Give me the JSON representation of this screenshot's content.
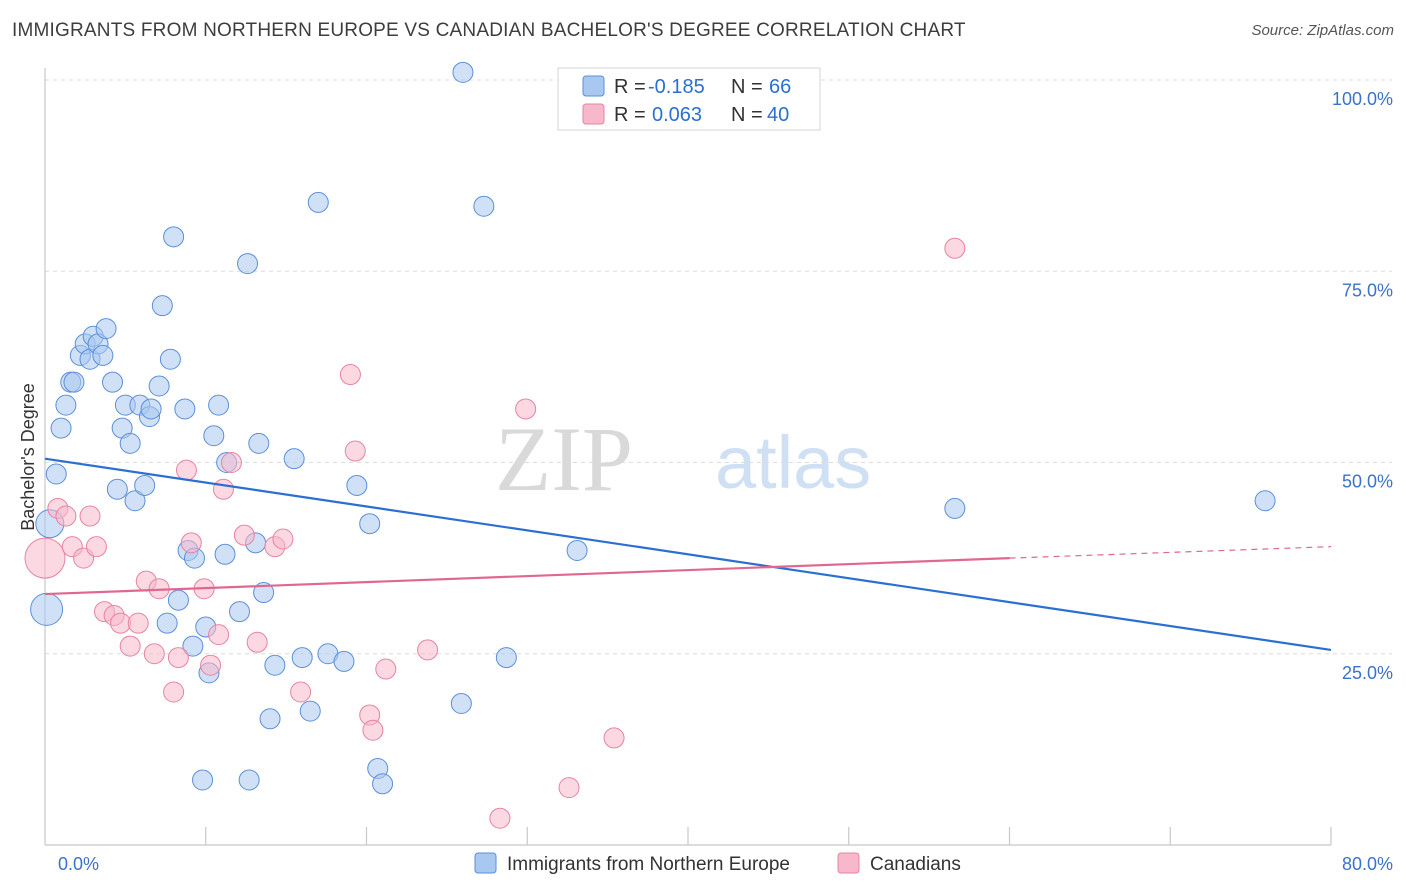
{
  "header": {
    "title": "IMMIGRANTS FROM NORTHERN EUROPE VS CANADIAN BACHELOR'S DEGREE CORRELATION CHART",
    "source": "Source: ZipAtlas.com"
  },
  "watermark": {
    "part1": "ZIP",
    "part2": "atlas"
  },
  "legend_top": {
    "rows": [
      {
        "r_label": "R =",
        "r_value": "-0.185",
        "n_label": "N =",
        "n_value": "66"
      },
      {
        "r_label": "R =",
        "r_value": "0.063",
        "n_label": "N =",
        "n_value": "40"
      }
    ]
  },
  "legend_bottom": {
    "items": [
      "Immigrants from Northern Europe",
      "Canadians"
    ]
  },
  "colors": {
    "blue_fill": "#a9c8f0",
    "blue_stroke": "#5b8fd8",
    "blue_line": "#2a6fd1",
    "pink_fill": "#f7b8cb",
    "pink_stroke": "#e7839f",
    "pink_line": "#e0688f",
    "tick_text": "#3b72c9",
    "grid": "#dcdcdc",
    "text_dark": "#333333"
  },
  "chart_data": {
    "type": "scatter",
    "title": "IMMIGRANTS FROM NORTHERN EUROPE VS CANADIAN BACHELOR'S DEGREE CORRELATION CHART",
    "xlabel": "",
    "ylabel": "Bachelor's Degree",
    "xlim": [
      0,
      80
    ],
    "ylim": [
      0,
      100
    ],
    "x_tick_labels": {
      "left": "0.0%",
      "right": "80.0%"
    },
    "y_ticks": [
      {
        "value": 100,
        "label": "100.0%"
      },
      {
        "value": 75,
        "label": "75.0%"
      },
      {
        "value": 50,
        "label": "50.0%"
      },
      {
        "value": 25,
        "label": "25.0%"
      }
    ],
    "series": [
      {
        "name": "Immigrants from Northern Europe",
        "color": "#5b8fd8",
        "r": -0.185,
        "n": 66,
        "trend": {
          "x0": 0,
          "y0": 50.5,
          "x1": 80,
          "y1": 25.5
        },
        "points": [
          [
            0.1,
            30.8,
            16
          ],
          [
            0.3,
            42.0,
            14
          ],
          [
            0.7,
            48.5,
            10
          ],
          [
            1.0,
            54.5,
            10
          ],
          [
            1.3,
            57.5,
            10
          ],
          [
            1.6,
            60.5,
            10
          ],
          [
            1.8,
            60.5,
            10
          ],
          [
            2.2,
            64.0,
            10
          ],
          [
            2.5,
            65.5,
            10
          ],
          [
            2.8,
            63.5,
            10
          ],
          [
            3.0,
            66.5,
            10
          ],
          [
            3.3,
            65.5,
            10
          ],
          [
            3.6,
            64.0,
            10
          ],
          [
            3.8,
            67.5,
            10
          ],
          [
            4.2,
            60.5,
            10
          ],
          [
            4.5,
            46.5,
            10
          ],
          [
            4.8,
            54.5,
            10
          ],
          [
            5.0,
            57.5,
            10
          ],
          [
            5.3,
            52.5,
            10
          ],
          [
            5.6,
            45.0,
            10
          ],
          [
            5.9,
            57.5,
            10
          ],
          [
            6.2,
            47.0,
            10
          ],
          [
            6.5,
            56.0,
            10
          ],
          [
            6.6,
            57.0,
            10
          ],
          [
            7.1,
            60.0,
            10
          ],
          [
            7.3,
            70.5,
            10
          ],
          [
            7.6,
            29.0,
            10
          ],
          [
            7.8,
            63.5,
            10
          ],
          [
            8.0,
            79.5,
            10
          ],
          [
            8.3,
            32.0,
            10
          ],
          [
            8.7,
            57.0,
            10
          ],
          [
            8.9,
            38.5,
            10
          ],
          [
            9.2,
            26.0,
            10
          ],
          [
            9.3,
            37.5,
            10
          ],
          [
            9.8,
            8.5,
            10
          ],
          [
            10.0,
            28.5,
            10
          ],
          [
            10.2,
            22.5,
            10
          ],
          [
            10.5,
            53.5,
            10
          ],
          [
            10.8,
            57.5,
            10
          ],
          [
            11.2,
            38.0,
            10
          ],
          [
            11.3,
            50.0,
            10
          ],
          [
            12.1,
            30.5,
            10
          ],
          [
            12.6,
            76.0,
            10
          ],
          [
            12.7,
            8.5,
            10
          ],
          [
            13.1,
            39.5,
            10
          ],
          [
            13.3,
            52.5,
            10
          ],
          [
            13.6,
            33.0,
            10
          ],
          [
            14.0,
            16.5,
            10
          ],
          [
            14.3,
            23.5,
            10
          ],
          [
            15.5,
            50.5,
            10
          ],
          [
            16.0,
            24.5,
            10
          ],
          [
            16.5,
            17.5,
            10
          ],
          [
            17.0,
            84.0,
            10
          ],
          [
            17.6,
            25.0,
            10
          ],
          [
            18.6,
            24.0,
            10
          ],
          [
            19.4,
            47.0,
            10
          ],
          [
            20.2,
            42.0,
            10
          ],
          [
            20.7,
            10.0,
            10
          ],
          [
            21.0,
            8.0,
            10
          ],
          [
            25.9,
            18.5,
            10
          ],
          [
            26.0,
            101.0,
            10
          ],
          [
            27.3,
            83.5,
            10
          ],
          [
            28.7,
            24.5,
            10
          ],
          [
            33.1,
            38.5,
            10
          ],
          [
            56.6,
            44.0,
            10
          ],
          [
            75.9,
            45.0,
            10
          ]
        ]
      },
      {
        "name": "Canadians",
        "color": "#e7839f",
        "r": 0.063,
        "n": 40,
        "trend": {
          "x0": 0,
          "y0": 32.8,
          "x1": 60.0,
          "y1": 37.5
        },
        "trend_dashed_to": {
          "x": 80,
          "y": 39.0
        },
        "points": [
          [
            0.0,
            37.5,
            20
          ],
          [
            0.8,
            44.0,
            10
          ],
          [
            1.3,
            43.0,
            10
          ],
          [
            1.7,
            39.0,
            10
          ],
          [
            2.4,
            37.5,
            10
          ],
          [
            2.8,
            43.0,
            10
          ],
          [
            3.2,
            39.0,
            10
          ],
          [
            3.7,
            30.5,
            10
          ],
          [
            4.3,
            30.0,
            10
          ],
          [
            4.7,
            29.0,
            10
          ],
          [
            5.3,
            26.0,
            10
          ],
          [
            5.8,
            29.0,
            10
          ],
          [
            6.3,
            34.5,
            10
          ],
          [
            6.8,
            25.0,
            10
          ],
          [
            7.1,
            33.5,
            10
          ],
          [
            8.0,
            20.0,
            10
          ],
          [
            8.3,
            24.5,
            10
          ],
          [
            8.8,
            49.0,
            10
          ],
          [
            9.1,
            39.5,
            10
          ],
          [
            9.9,
            33.5,
            10
          ],
          [
            10.3,
            23.5,
            10
          ],
          [
            10.8,
            27.5,
            10
          ],
          [
            11.1,
            46.5,
            10
          ],
          [
            11.6,
            50.0,
            10
          ],
          [
            12.4,
            40.5,
            10
          ],
          [
            13.2,
            26.5,
            10
          ],
          [
            14.3,
            39.0,
            10
          ],
          [
            14.8,
            40.0,
            10
          ],
          [
            15.9,
            20.0,
            10
          ],
          [
            19.0,
            61.5,
            10
          ],
          [
            19.3,
            51.5,
            10
          ],
          [
            20.2,
            17.0,
            10
          ],
          [
            20.4,
            15.0,
            10
          ],
          [
            21.2,
            23.0,
            10
          ],
          [
            23.8,
            25.5,
            10
          ],
          [
            28.3,
            3.5,
            10
          ],
          [
            29.9,
            57.0,
            10
          ],
          [
            32.6,
            7.5,
            10
          ],
          [
            35.4,
            14.0,
            10
          ],
          [
            56.6,
            78.0,
            10
          ]
        ]
      }
    ]
  }
}
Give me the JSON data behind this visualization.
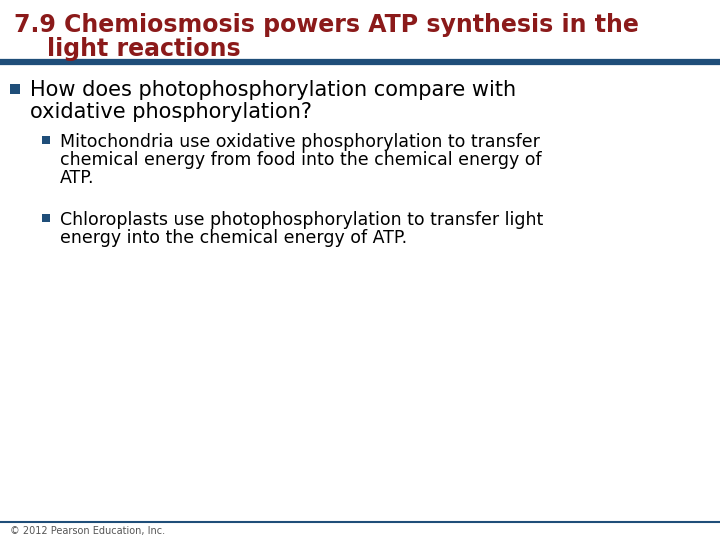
•••
Required task:
Select the lines from the entries that include the word "this".

Result:
Give me the JSON representation of this screenshot's content.
Give me the JSON data behind this visualization.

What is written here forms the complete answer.